**Exercise brief**
Without the pictures, print each of the records below exactly as it appears.

**Data supplied**
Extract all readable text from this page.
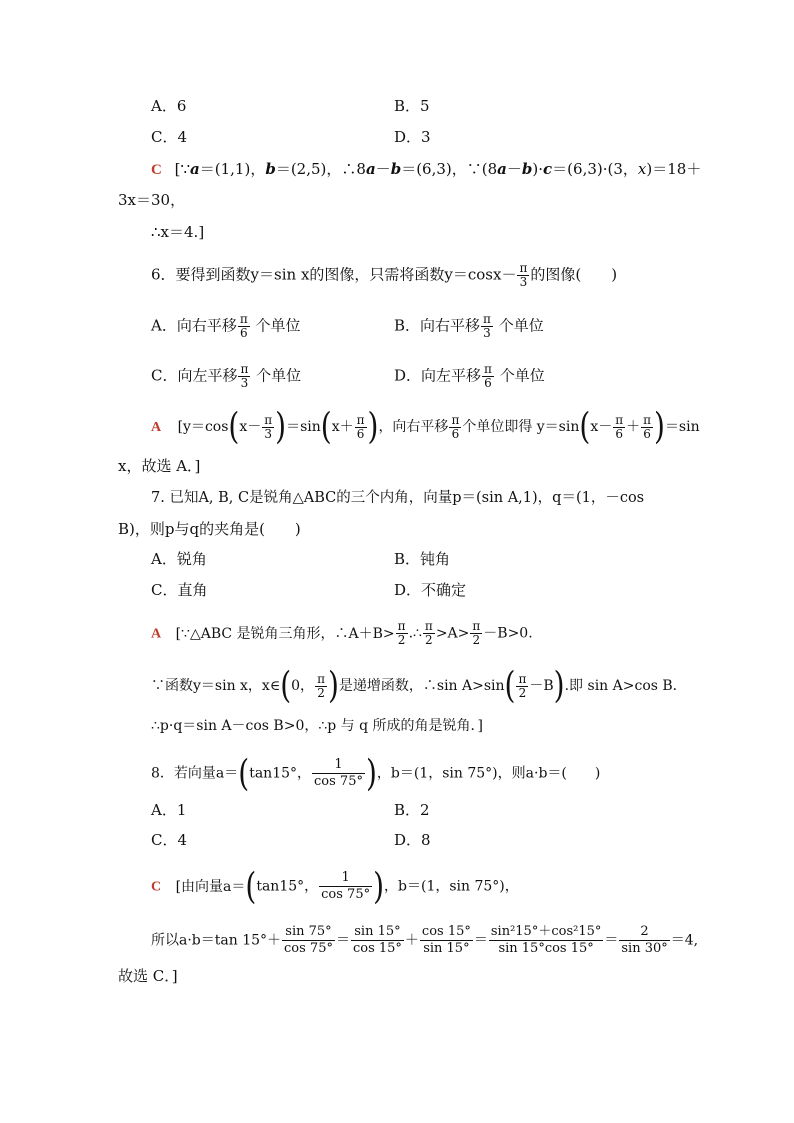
A．6	B．5
C．4	D．3
C [∵a＝(1,1)，b＝(2,5)，∴8a－b＝(6,3)，∵(8a－b)·c＝(6,3)·(3，x)＝18＋
3x＝30，
∴x＝4.]
6．要得到函数y＝sin x的图像，只需将函数$y=\cos x- \frac{\pi}{3}$ 的图像(　　)
A．向右平移 $\frac{\pi}{6}$ 个单位	B．向右平移 $\frac{\pi}{3}$ 个单位
C．向左平移 $\frac{\pi}{3}$ 个单位	D．向左平移 $\frac{\pi}{6}$ 个单位
A [$y=\cos(x- \frac{\pi}{3} )=\sin(x+ \frac{\pi}{6}$ )，向右平移 $\frac{\pi}{6}$ 个单位即得 $y=\sin(x- \frac{\pi}{6} + \frac{\pi}{6} )=\sin$
x，故选 A．]
7. 已知A, B, C是锐角△ABC的三个内角，向量p＝(sin A,1)，q＝(1，－cos
B)，则p与q的夹角是(　　)
A．锐角	B．钝角
C．直角	D．不确定
A [∵△ABC 是锐角三角形，∴A＋B> $\frac{\pi}{2}$ .∴ $\frac{\pi}{2} >A> \frac{\pi}{2} -B>0$.
∵函数y＝sin x，x∈(0， $\frac{\pi}{2}$ )是递增函数，∴sin $A>\sin( \frac{\pi}{2} -B)$.即 sin A>cos B．
∴p·q＝sin A－cos B>0，∴p 与 q 所成的角是锐角．]
8．若向量a＝(tan15°， $\frac{1}{\cos 75^\circ}$ )，b＝(1，sin 75°)，则a·b＝(　　)
A．1	B．2
C．4	D．8
C [由向量a＝(tan15°， $\frac{1}{\cos 75^\circ}$ )，b＝(1，sin 75°)，
所以a·b＝tan $15^\circ+ \frac{\sin 75^\circ}{\cos 75^\circ} = \frac{\sin 15^\circ}{\cos 15^\circ} + \frac{\cos 15^\circ}{\sin 15^\circ} = \frac{\text{sin²15°＋cos²15°}}{\sin 15^\circ\cos 15^\circ} = \frac{2}{\sin 30^\circ} =4$,
故选 C．]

**Finished answer**
Extract all readable text from this page.
A．6	B．5
C．4	D．3
C [∵a＝(1,1)，b＝(2,5)，∴8a－b＝(6,3)，∵(8a－b)·c＝(6,3)·(3，x)＝18＋
3x＝30，
∴x＝4.]
6．要得到函数y＝sin x的图像，只需将函数$y=\cos x- \frac{\pi}{3}$ 的图像(　　)
A．向右平移 $\frac{\pi}{6}$ 个单位	B．向右平移 $\frac{\pi}{3}$ 个单位
C．向左平移 $\frac{\pi}{3}$ 个单位	D．向左平移 $\frac{\pi}{6}$ 个单位
A [$y=\cos(x- \frac{\pi}{3} )=\sin(x+ \frac{\pi}{6}$ )，向右平移 $\frac{\pi}{6}$ 个单位即得 $y=\sin(x- \frac{\pi}{6} + \frac{\pi}{6} )=\sin$
x，故选 A．]
7. 已知A, B, C是锐角△ABC的三个内角，向量p＝(sin A,1)，q＝(1，－cos
B)，则p与q的夹角是(　　)
A．锐角	B．钝角
C．直角	D．不确定
A [∵△ABC 是锐角三角形，∴A＋B> $\frac{\pi}{2}$ .∴ $\frac{\pi}{2} >A> \frac{\pi}{2} -B>0$.
∵函数y＝sin x，x∈(0， $\frac{\pi}{2}$ )是递增函数，∴sin $A>\sin( \frac{\pi}{2} -B)$.即 sin A>cos B．
∴p·q＝sin A－cos B>0，∴p 与 q 所成的角是锐角．]
8．若向量a＝(tan15°， $\frac{1}{\cos 75^\circ}$ )，b＝(1，sin 75°)，则a·b＝(　　)
A．1	B．2
C．4	D．8
C [由向量a＝(tan15°， $\frac{1}{\cos 75^\circ}$ )，b＝(1，sin 75°)，
所以a·b＝tan $15^\circ+ \frac{\sin 75^\circ}{\cos 75^\circ} = \frac{\sin 15^\circ}{\cos 15^\circ} + \frac{\cos 15^\circ}{\sin 15^\circ} = \frac{\text{sin²15°＋cos²15°}}{\sin 15^\circ\cos 15^\circ} = \frac{2}{\sin 30^\circ} =4$,
故选 C．]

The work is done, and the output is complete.